Set exercise: Using the listing below, please gather every line containing the word "nguyên".

────────

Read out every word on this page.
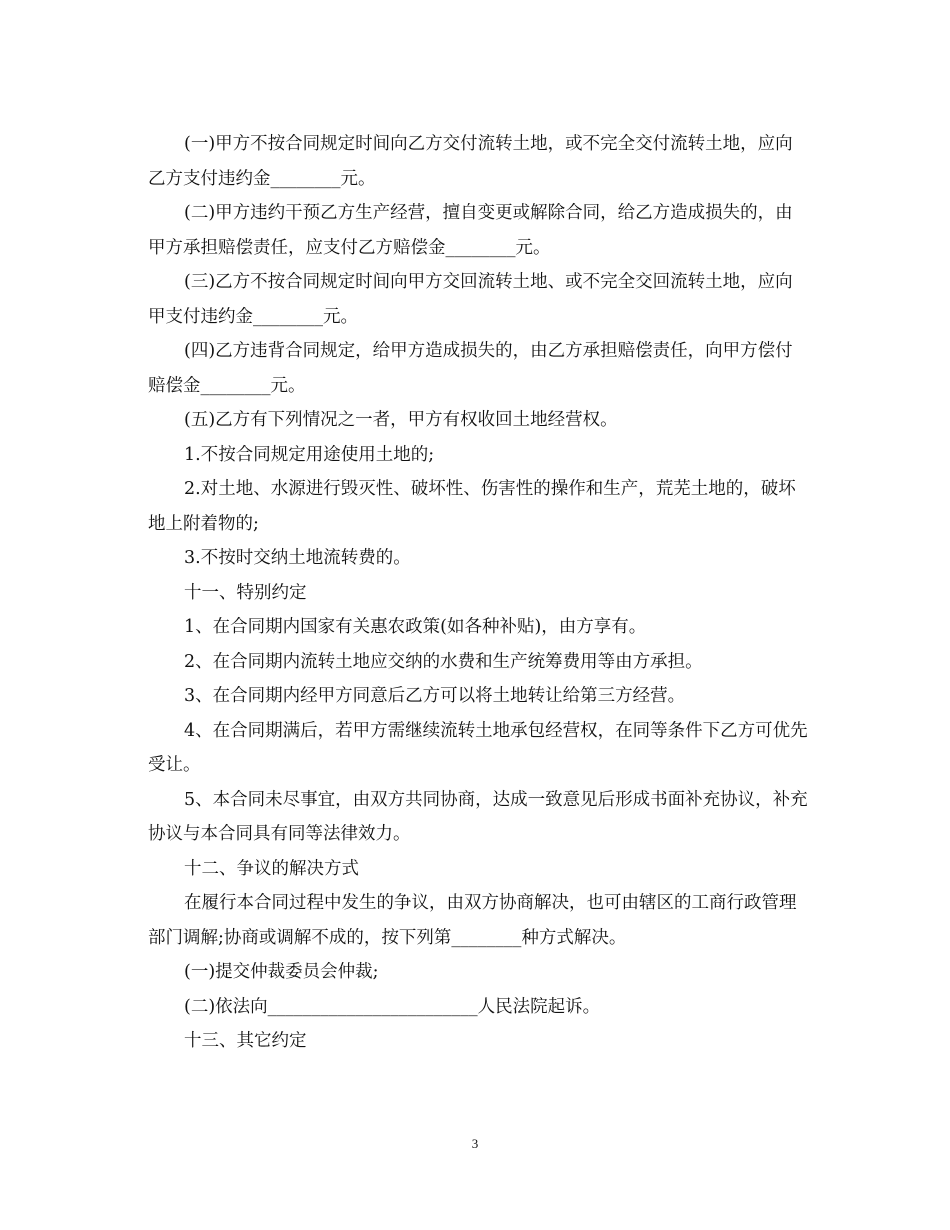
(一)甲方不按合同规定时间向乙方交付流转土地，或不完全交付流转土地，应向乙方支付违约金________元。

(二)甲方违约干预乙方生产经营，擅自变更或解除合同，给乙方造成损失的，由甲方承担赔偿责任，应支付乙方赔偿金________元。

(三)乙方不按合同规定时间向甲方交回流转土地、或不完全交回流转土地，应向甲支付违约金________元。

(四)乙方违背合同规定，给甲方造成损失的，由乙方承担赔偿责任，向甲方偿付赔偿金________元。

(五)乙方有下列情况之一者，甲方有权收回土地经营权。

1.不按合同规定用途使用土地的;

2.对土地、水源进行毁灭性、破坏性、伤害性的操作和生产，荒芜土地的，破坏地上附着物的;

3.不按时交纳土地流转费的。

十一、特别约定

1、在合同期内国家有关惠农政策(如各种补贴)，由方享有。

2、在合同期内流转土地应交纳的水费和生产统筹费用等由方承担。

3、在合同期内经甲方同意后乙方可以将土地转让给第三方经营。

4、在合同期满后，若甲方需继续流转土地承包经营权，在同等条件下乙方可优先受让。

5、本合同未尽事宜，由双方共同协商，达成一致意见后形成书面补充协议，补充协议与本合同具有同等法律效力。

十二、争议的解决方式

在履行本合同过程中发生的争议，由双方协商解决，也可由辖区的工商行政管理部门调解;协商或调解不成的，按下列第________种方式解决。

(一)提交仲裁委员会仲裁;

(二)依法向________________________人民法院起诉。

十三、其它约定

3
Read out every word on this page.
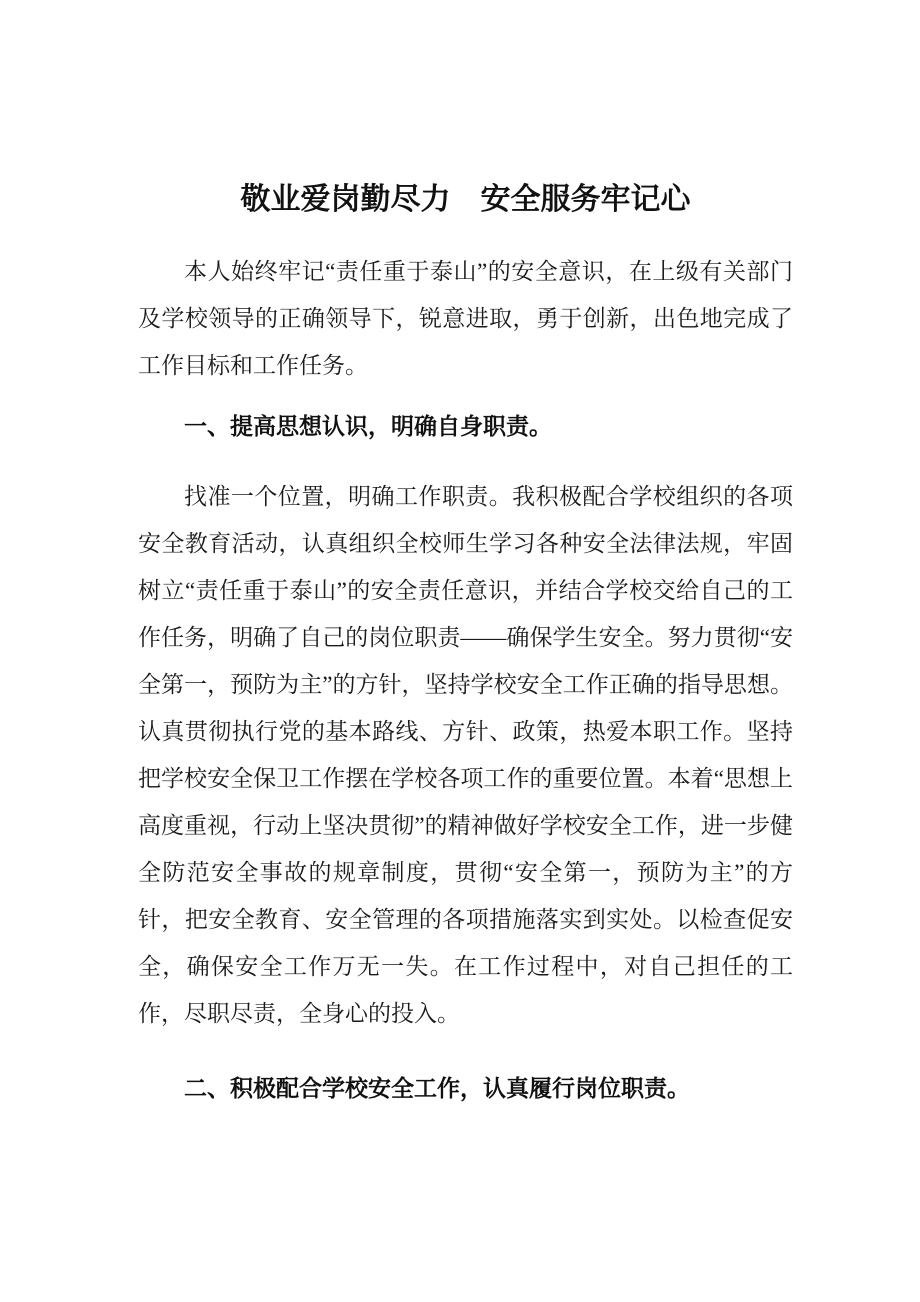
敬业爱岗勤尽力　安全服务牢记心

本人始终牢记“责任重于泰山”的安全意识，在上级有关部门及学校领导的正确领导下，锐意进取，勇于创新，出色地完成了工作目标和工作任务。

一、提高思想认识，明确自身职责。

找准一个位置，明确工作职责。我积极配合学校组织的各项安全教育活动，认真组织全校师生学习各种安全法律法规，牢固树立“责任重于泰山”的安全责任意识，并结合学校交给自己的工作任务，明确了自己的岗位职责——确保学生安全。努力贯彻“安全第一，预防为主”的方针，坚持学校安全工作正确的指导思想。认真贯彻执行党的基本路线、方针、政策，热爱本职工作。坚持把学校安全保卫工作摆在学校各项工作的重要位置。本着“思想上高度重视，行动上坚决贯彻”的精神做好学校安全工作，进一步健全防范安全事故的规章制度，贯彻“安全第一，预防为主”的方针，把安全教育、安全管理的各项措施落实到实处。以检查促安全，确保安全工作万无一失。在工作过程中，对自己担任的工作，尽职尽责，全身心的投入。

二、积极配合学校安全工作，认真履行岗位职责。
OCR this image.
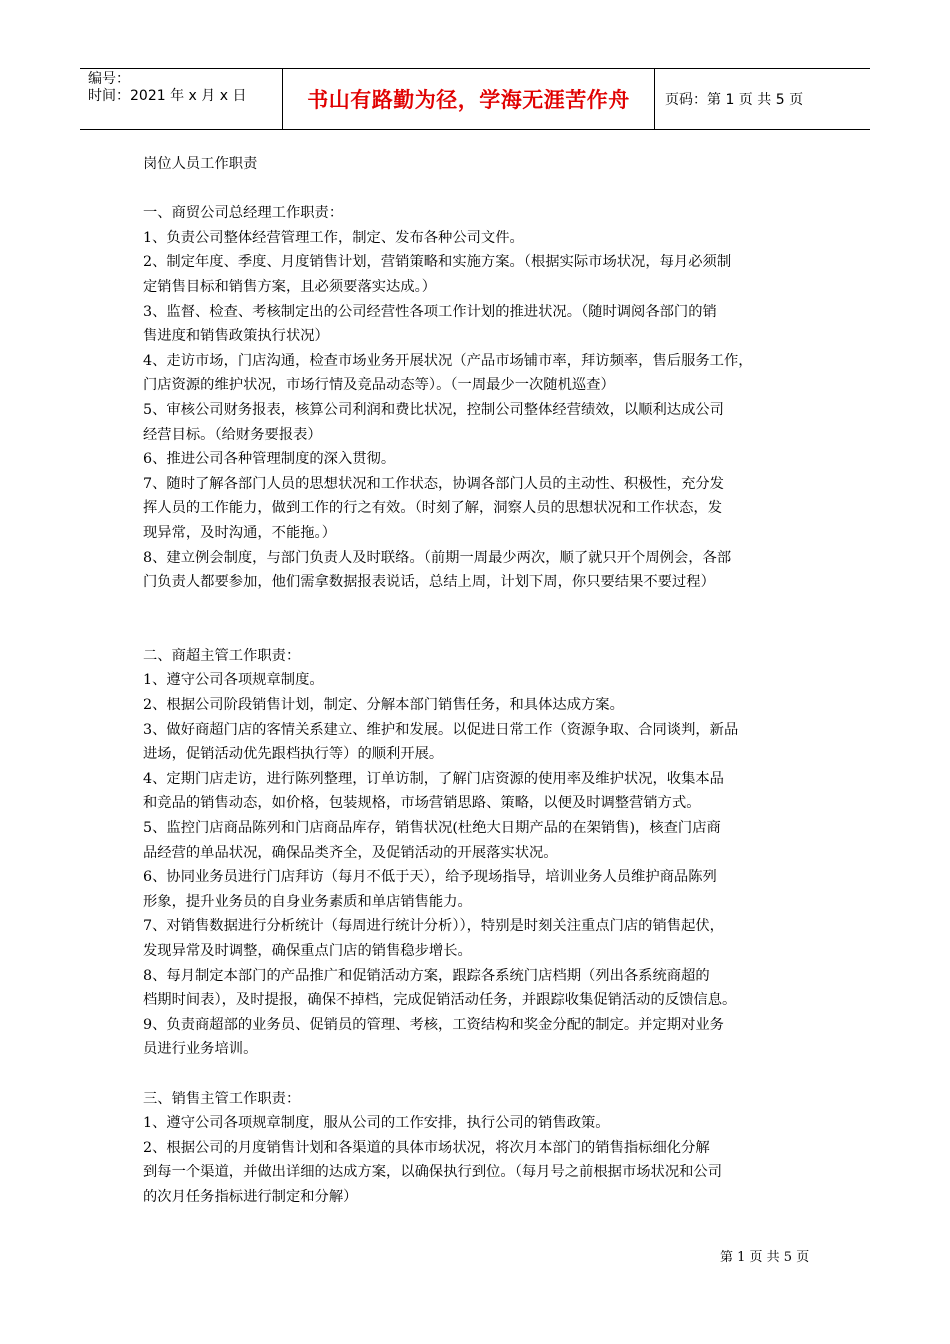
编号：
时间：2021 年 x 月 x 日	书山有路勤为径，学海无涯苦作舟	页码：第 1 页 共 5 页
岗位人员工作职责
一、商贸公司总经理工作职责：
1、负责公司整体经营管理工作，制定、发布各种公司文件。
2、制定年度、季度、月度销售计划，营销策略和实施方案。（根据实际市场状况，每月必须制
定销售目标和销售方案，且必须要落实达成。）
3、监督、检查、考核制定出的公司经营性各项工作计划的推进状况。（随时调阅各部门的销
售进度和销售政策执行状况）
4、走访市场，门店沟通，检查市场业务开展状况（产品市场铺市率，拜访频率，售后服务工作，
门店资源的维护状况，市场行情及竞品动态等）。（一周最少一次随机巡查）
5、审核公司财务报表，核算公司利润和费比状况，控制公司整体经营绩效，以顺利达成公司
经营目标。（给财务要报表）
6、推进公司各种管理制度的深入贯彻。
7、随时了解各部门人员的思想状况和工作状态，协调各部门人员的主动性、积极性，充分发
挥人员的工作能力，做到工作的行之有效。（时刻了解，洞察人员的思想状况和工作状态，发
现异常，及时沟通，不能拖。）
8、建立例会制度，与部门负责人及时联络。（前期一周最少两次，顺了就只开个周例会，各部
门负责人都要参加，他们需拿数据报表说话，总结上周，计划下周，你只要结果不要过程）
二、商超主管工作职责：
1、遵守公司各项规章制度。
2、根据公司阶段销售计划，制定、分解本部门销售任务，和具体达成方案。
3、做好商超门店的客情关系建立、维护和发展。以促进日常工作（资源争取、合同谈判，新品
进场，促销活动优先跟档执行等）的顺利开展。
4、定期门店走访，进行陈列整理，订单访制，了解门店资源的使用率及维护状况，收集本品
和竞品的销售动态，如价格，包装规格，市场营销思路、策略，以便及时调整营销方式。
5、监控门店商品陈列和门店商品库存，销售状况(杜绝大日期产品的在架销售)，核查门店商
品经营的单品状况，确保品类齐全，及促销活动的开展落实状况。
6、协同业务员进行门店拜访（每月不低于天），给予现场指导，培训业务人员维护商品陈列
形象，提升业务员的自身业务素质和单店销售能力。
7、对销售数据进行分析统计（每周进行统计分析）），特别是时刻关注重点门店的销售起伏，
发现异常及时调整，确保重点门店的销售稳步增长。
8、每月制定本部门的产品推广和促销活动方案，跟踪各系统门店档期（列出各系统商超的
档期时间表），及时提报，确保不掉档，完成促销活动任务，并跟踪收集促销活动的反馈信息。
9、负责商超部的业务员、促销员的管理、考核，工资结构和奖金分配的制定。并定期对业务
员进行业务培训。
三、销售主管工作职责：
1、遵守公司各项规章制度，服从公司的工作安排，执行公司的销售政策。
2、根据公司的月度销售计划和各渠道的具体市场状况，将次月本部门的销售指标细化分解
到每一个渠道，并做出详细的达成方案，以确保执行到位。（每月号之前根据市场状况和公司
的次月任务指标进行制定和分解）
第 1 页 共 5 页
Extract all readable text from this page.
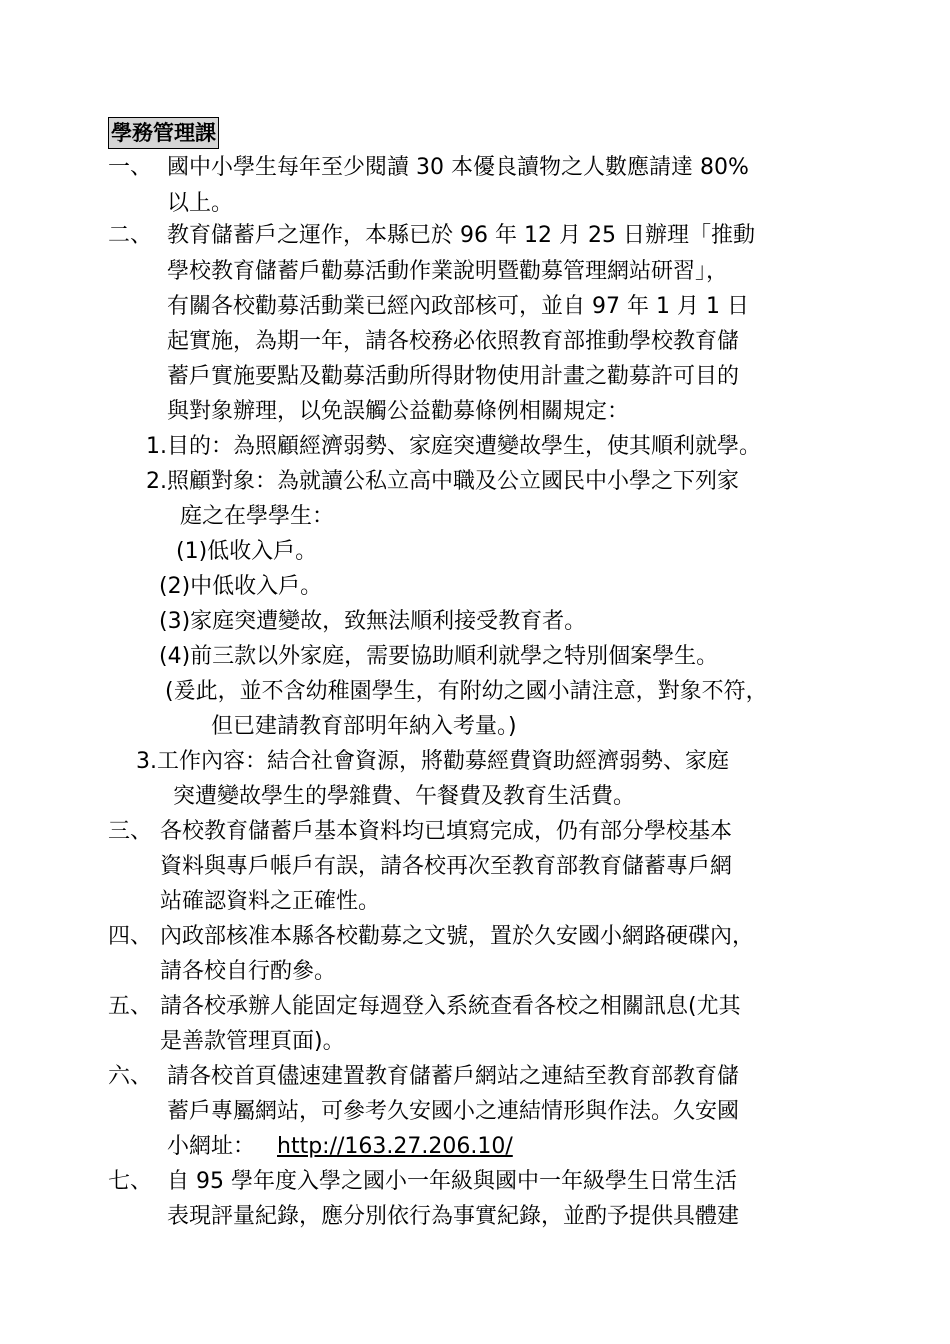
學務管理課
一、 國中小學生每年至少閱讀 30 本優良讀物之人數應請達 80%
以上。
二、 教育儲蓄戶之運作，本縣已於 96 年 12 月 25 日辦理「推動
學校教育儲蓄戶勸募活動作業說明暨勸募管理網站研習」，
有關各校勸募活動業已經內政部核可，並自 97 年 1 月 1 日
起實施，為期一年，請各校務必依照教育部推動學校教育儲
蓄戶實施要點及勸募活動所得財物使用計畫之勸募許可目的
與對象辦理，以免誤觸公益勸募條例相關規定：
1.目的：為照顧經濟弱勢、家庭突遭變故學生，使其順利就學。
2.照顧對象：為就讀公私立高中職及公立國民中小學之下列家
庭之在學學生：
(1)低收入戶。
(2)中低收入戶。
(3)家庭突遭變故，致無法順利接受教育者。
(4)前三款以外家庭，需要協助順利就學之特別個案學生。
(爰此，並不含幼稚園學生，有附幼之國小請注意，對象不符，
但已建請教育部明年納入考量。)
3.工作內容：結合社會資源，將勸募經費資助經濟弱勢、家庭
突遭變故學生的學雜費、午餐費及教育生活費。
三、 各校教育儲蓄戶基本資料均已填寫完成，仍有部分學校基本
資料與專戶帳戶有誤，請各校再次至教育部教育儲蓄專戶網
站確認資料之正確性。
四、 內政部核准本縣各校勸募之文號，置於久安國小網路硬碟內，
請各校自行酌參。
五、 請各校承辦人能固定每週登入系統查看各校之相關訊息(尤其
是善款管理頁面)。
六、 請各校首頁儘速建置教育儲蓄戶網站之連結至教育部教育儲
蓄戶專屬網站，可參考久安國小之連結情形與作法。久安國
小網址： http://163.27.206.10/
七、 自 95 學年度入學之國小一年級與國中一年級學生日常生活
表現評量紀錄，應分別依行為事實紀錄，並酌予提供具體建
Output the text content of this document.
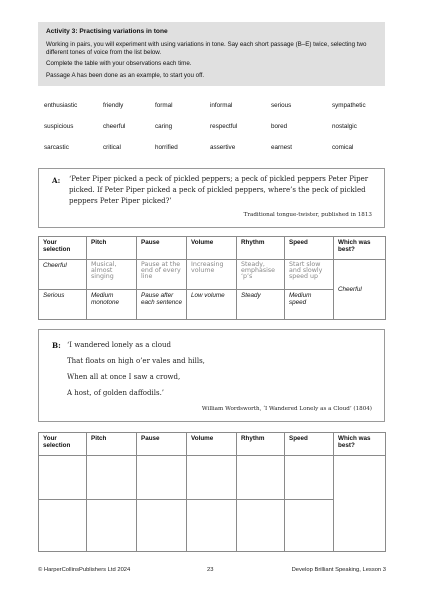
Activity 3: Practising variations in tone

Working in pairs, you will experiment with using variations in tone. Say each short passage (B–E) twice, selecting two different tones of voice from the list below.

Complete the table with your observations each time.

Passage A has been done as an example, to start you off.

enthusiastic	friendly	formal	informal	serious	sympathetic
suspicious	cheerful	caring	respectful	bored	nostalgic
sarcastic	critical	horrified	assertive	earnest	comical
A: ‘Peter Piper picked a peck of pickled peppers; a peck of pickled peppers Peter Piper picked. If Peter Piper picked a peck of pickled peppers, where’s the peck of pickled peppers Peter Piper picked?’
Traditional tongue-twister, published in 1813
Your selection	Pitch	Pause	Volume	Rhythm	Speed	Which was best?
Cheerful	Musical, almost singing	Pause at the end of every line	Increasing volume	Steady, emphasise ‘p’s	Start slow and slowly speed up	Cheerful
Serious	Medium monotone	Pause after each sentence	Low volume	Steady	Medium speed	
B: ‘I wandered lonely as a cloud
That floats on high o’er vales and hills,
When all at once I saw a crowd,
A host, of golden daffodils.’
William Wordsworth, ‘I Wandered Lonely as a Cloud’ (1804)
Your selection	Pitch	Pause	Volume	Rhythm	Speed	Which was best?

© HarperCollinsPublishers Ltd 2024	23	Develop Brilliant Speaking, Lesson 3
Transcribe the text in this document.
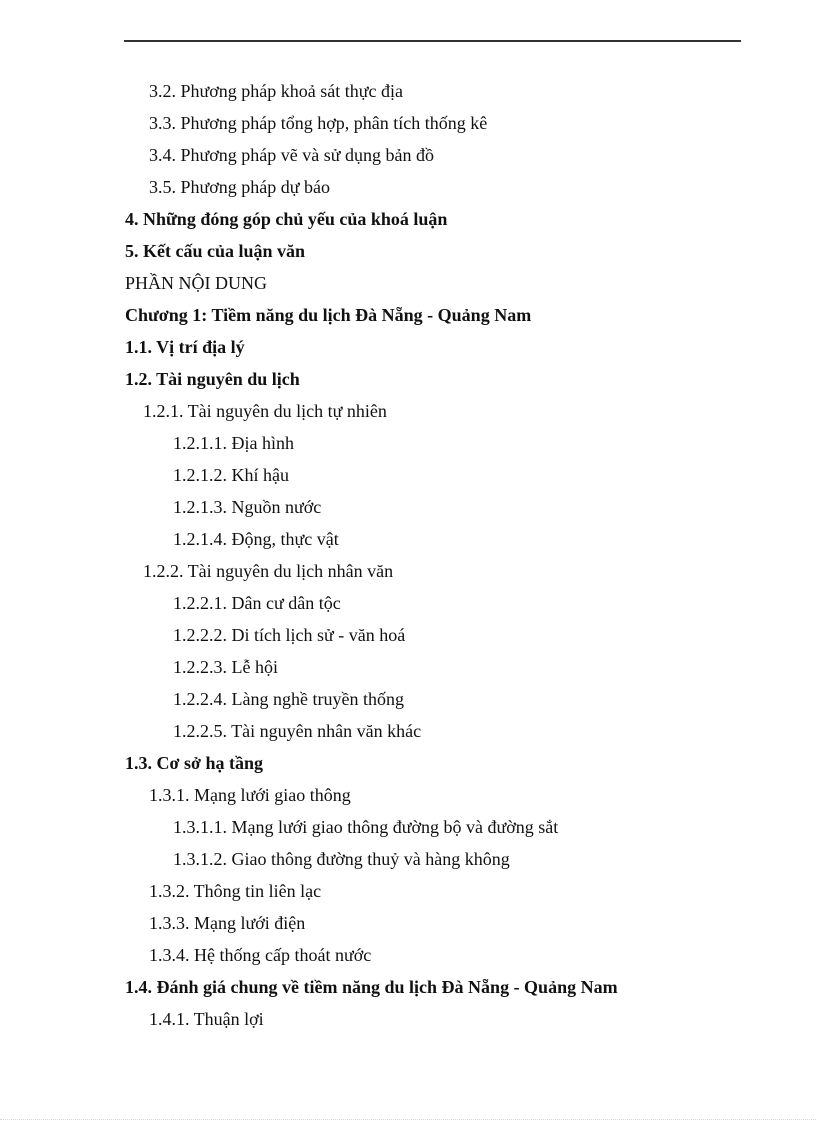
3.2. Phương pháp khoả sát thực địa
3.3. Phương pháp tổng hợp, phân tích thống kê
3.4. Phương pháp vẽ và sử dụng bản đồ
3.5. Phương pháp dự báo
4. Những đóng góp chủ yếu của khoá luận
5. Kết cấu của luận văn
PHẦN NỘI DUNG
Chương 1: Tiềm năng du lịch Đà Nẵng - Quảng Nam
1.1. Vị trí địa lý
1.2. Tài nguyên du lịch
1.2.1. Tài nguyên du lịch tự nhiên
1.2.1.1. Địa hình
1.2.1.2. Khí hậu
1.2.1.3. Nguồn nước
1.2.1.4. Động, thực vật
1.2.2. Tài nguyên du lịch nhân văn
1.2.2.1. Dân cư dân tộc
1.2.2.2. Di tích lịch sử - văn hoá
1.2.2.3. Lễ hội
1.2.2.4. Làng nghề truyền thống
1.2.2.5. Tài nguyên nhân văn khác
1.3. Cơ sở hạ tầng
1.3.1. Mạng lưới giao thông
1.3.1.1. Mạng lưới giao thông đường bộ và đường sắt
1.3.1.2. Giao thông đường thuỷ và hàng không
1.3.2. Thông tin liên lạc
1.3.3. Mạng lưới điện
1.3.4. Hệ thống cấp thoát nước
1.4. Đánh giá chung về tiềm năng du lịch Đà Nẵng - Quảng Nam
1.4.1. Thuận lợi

────────

Written response:
1.2. Tài nguyên du lịch
1.2.1. Tài nguyên du lịch tự nhiên
1.2.2. Tài nguyên du lịch nhân văn
1.2.2.5. Tài nguyên nhân văn khác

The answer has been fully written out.